Begin PROVIDED INFORMATION
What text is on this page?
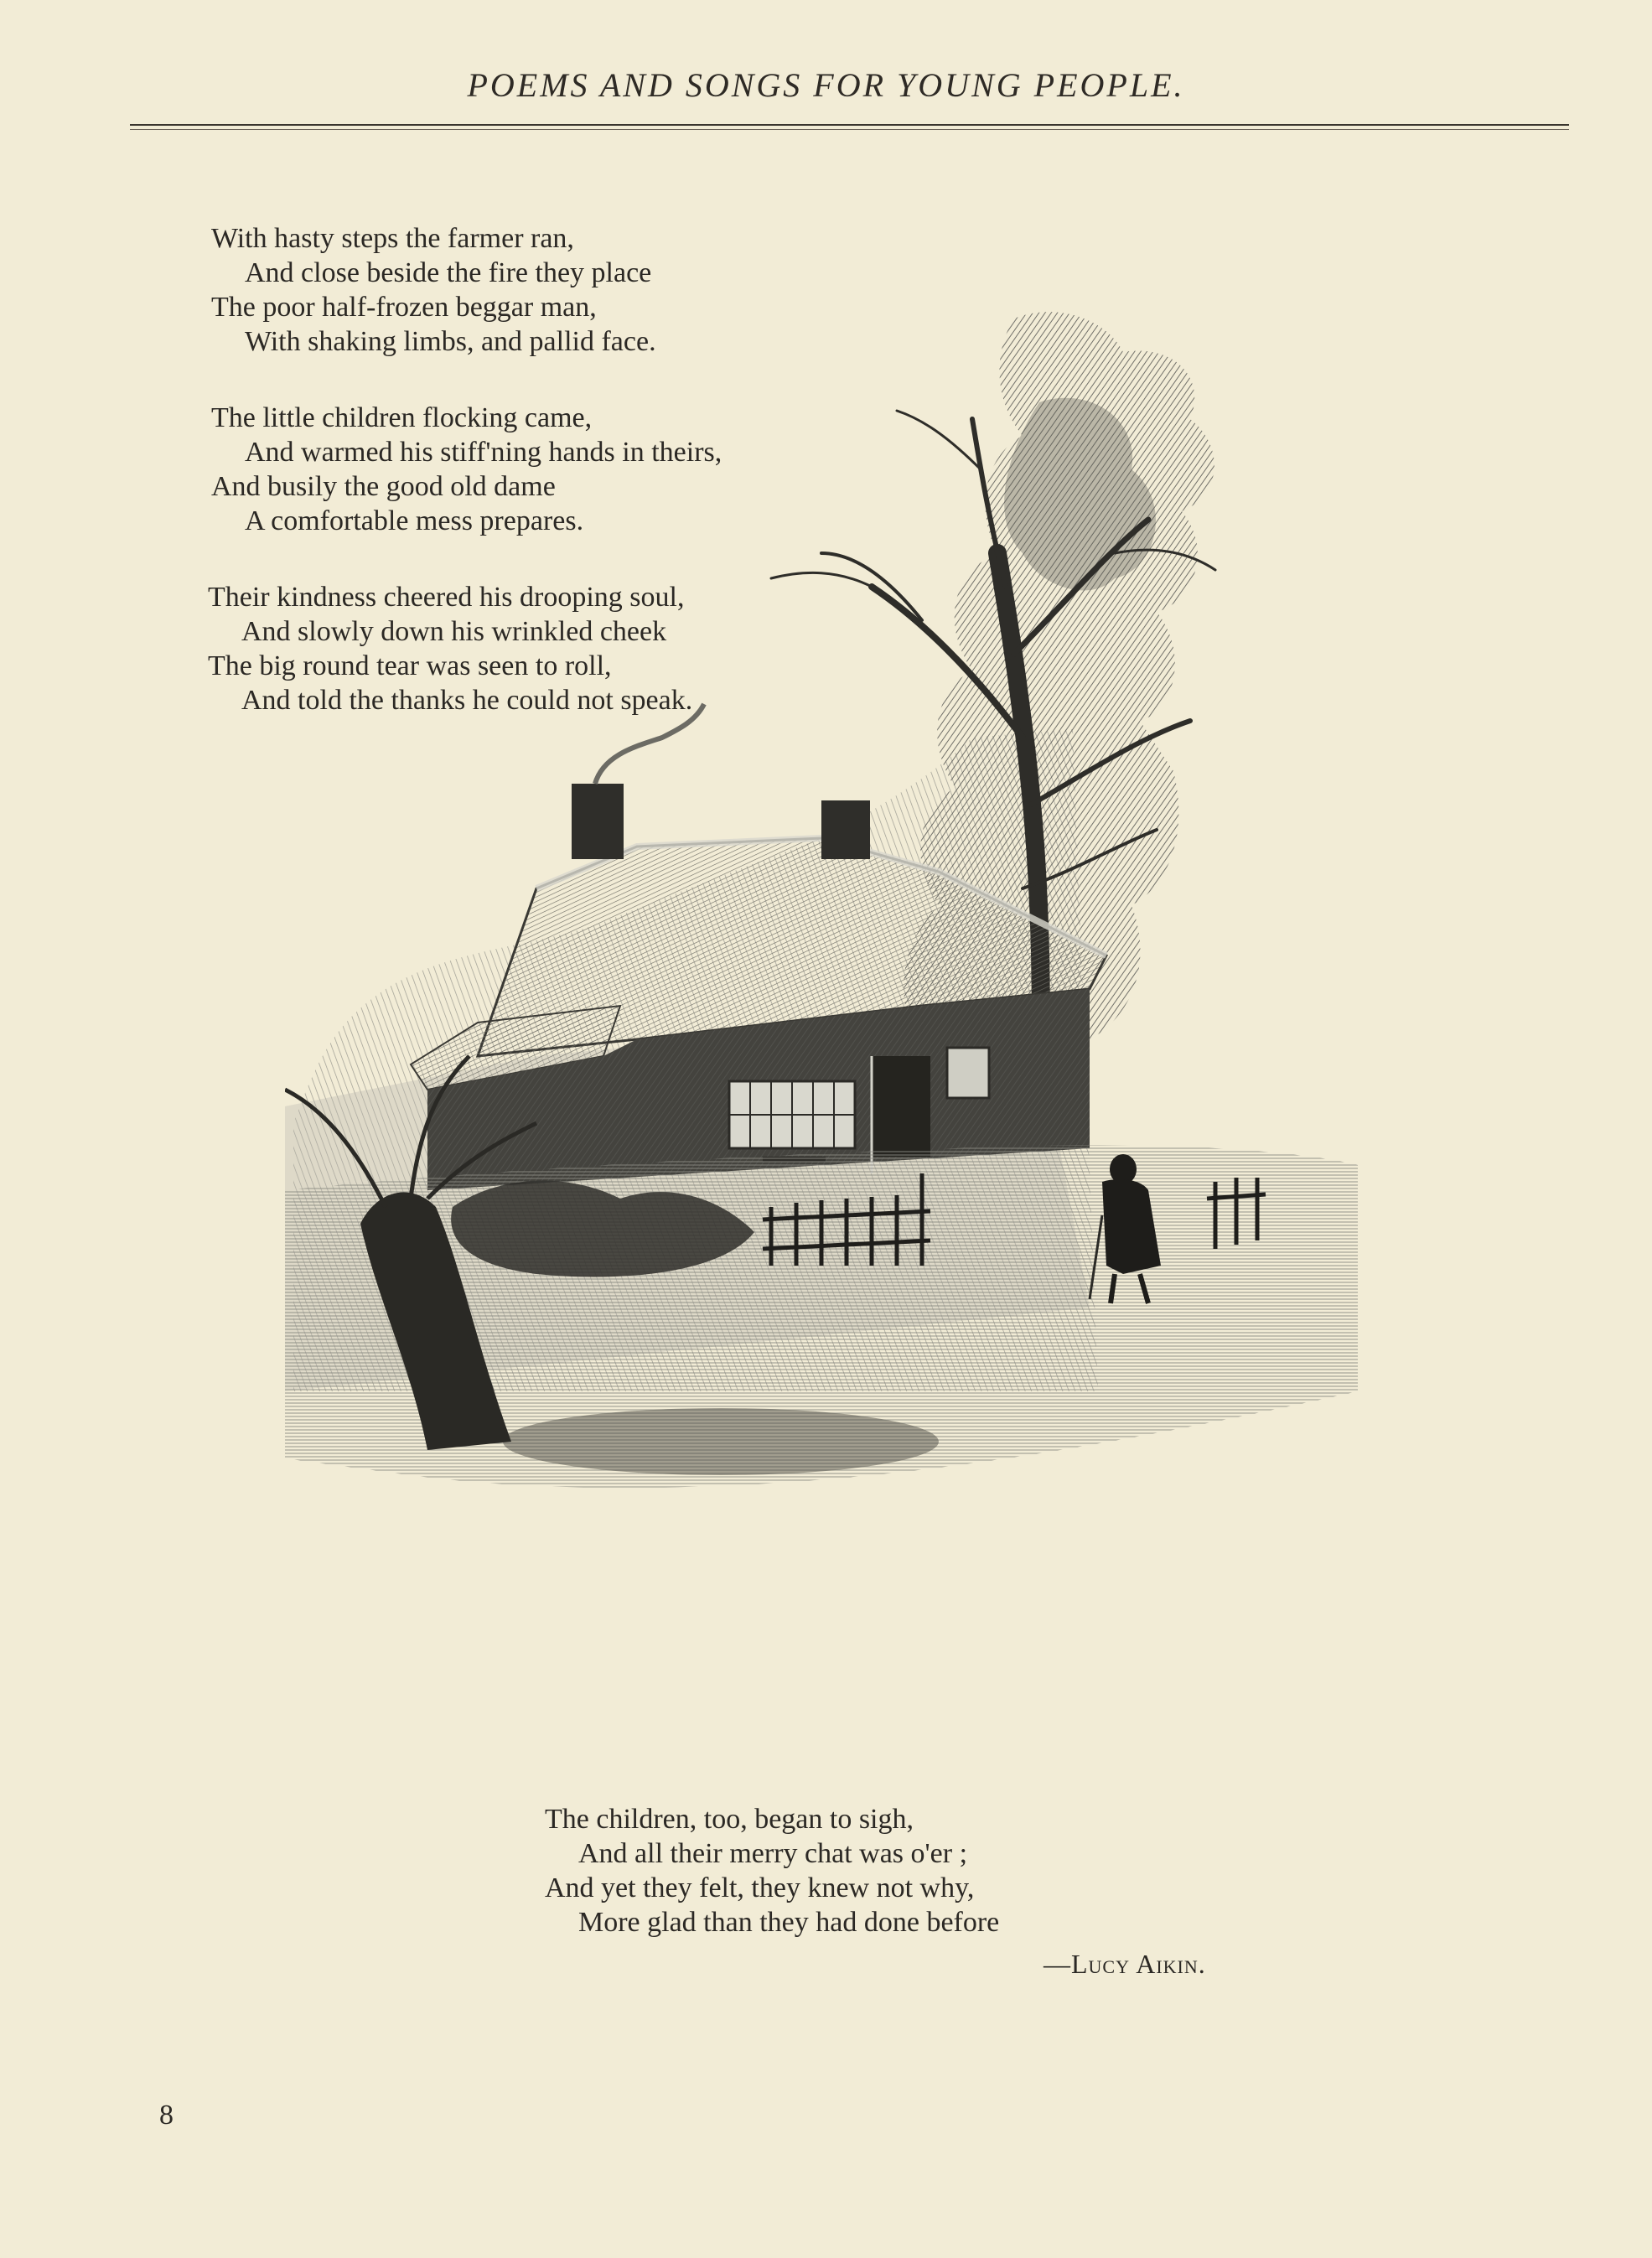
POEMS AND SONGS FOR YOUNG PEOPLE.
With hasty steps the farmer ran,
And close beside the fire they place
The poor half-frozen beggar man,
With shaking limbs, and pallid face.
The little children flocking came,
And warmed his stiff'ning hands in theirs,
And busily the good old dame
A comfortable mess prepares.
Their kindness cheered his drooping soul,
And slowly down his wrinkled cheek
The big round tear was seen to roll,
And told the thanks he could not speak.

The children, too, began to sigh,
And all their merry chat was o'er ;
And yet they felt, they knew not why,
More glad than they had done before
—Lucy Aikin.
8
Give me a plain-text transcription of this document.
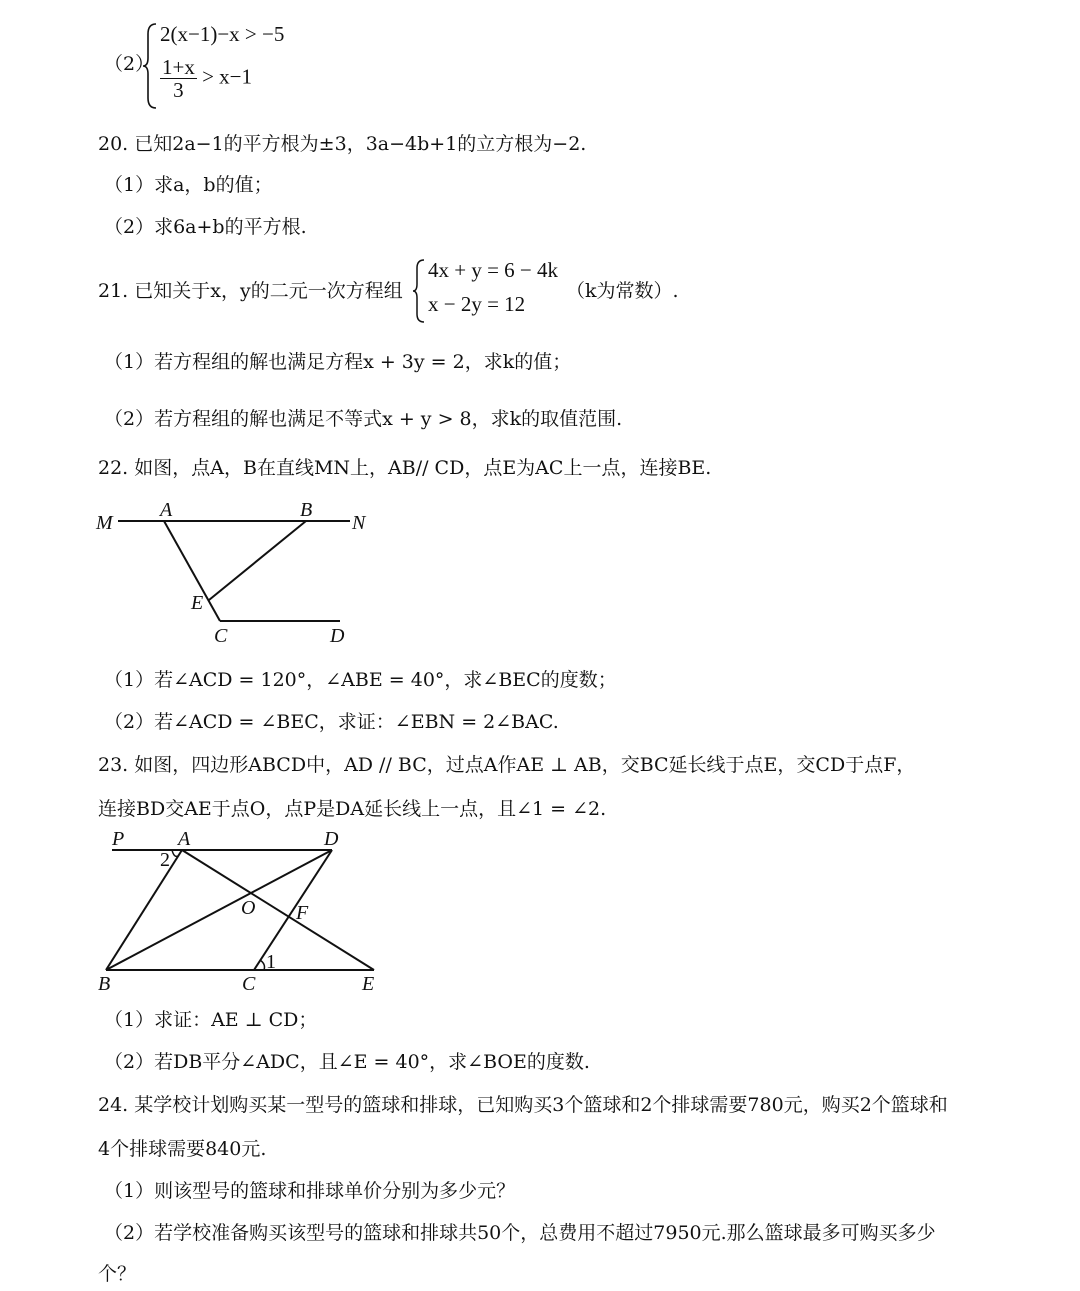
（2）
2(x−1)−x > −5
$\frac{1+x}{3} > x-1$
20. 已知2a−1的平方根为±3，3a−4b+1的立方根为−2.
（1）求a，b的值；
（2）求6a+b的平方根.
21. 已知关于x，y的二元一次方程组
4x + y = 6 − 4k
x − 2y = 12
（k为常数）.
（1）若方程组的解也满足方程x + 3y = 2，求k的值；
（2）若方程组的解也满足不等式x + y > 8，求k的取值范围.
22. 如图，点A，B在直线MN上，AB// CD，点E为AC上一点，连接BE.
M
A	B
N
E
C	D
（1）若∠ACD = 120°，∠ABE = 40°，求∠BEC的度数；
（2）若∠ACD = ∠BEC，求证：∠EBN = 2∠BAC.
23. 如图，四边形ABCD中，AD // BC，过点A作AE ⊥ AB，交BC延长线于点E，交CD于点F，
连接BD交AE于点O，点P是DA延长线上一点，且∠1 = ∠2.
P	A	D
2
O F
1
B	C	E
（1）求证：AE ⊥ CD；
（2）若DB平分∠ADC，且∠E = 40°，求∠BOE的度数.
24. 某学校计划购买某一型号的篮球和排球，已知购买3个篮球和2个排球需要780元，购买2个篮球和
4个排球需要840元.
（1）则该型号的篮球和排球单价分别为多少元？
（2）若学校准备购买该型号的篮球和排球共50个，总费用不超过7950元.那么篮球最多可购买多少
个？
End PROVIDED INFORMATION
» EXERCISE
Please transcribe the material above exactly as written. Leave the pictures out.

» FINAL RESULT
What text is on this page?
POEMS AND SONGS FOR YOUNG PEOPLE.
With hasty steps the farmer ran,
And close beside the fire they place
The poor half-frozen beggar man,
With shaking limbs, and pallid face.
The little children flocking came,
And warmed his stiff'ning hands in theirs,
And busily the good old dame
A comfortable mess prepares.
Their kindness cheered his drooping soul,
And slowly down his wrinkled cheek
The big round tear was seen to roll,
And told the thanks he could not speak.

The children, too, began to sigh,
And all their merry chat was o'er ;
And yet they felt, they knew not why,
More glad than they had done before
—Lucy Aikin.
8
Give me a plain-text transcription of this document.
（2）
2(x−1)−x > −5
$\frac{1+x}{3} > x-1$
20. 已知2a−1的平方根为±3，3a−4b+1的立方根为−2.
（1）求a，b的值；
（2）求6a+b的平方根.
21. 已知关于x，y的二元一次方程组
4x + y = 6 − 4k
x − 2y = 12
（k为常数）.
（1）若方程组的解也满足方程x + 3y = 2，求k的值；
（2）若方程组的解也满足不等式x + y > 8，求k的取值范围.
22. 如图，点A，B在直线MN上，AB// CD，点E为AC上一点，连接BE.
M
A	B
N
E
C	D
（1）若∠ACD = 120°，∠ABE = 40°，求∠BEC的度数；
（2）若∠ACD = ∠BEC，求证：∠EBN = 2∠BAC.
23. 如图，四边形ABCD中，AD // BC，过点A作AE ⊥ AB，交BC延长线于点E，交CD于点F，
连接BD交AE于点O，点P是DA延长线上一点，且∠1 = ∠2.
P	A	D
2
O F
1
B	C	E
（1）求证：AE ⊥ CD；
（2）若DB平分∠ADC，且∠E = 40°，求∠BOE的度数.
24. 某学校计划购买某一型号的篮球和排球，已知购买3个篮球和2个排球需要780元，购买2个篮球和
4个排球需要840元.
（1）则该型号的篮球和排球单价分别为多少元？
（2）若学校准备购买该型号的篮球和排球共50个，总费用不超过7950元.那么篮球最多可购买多少
个？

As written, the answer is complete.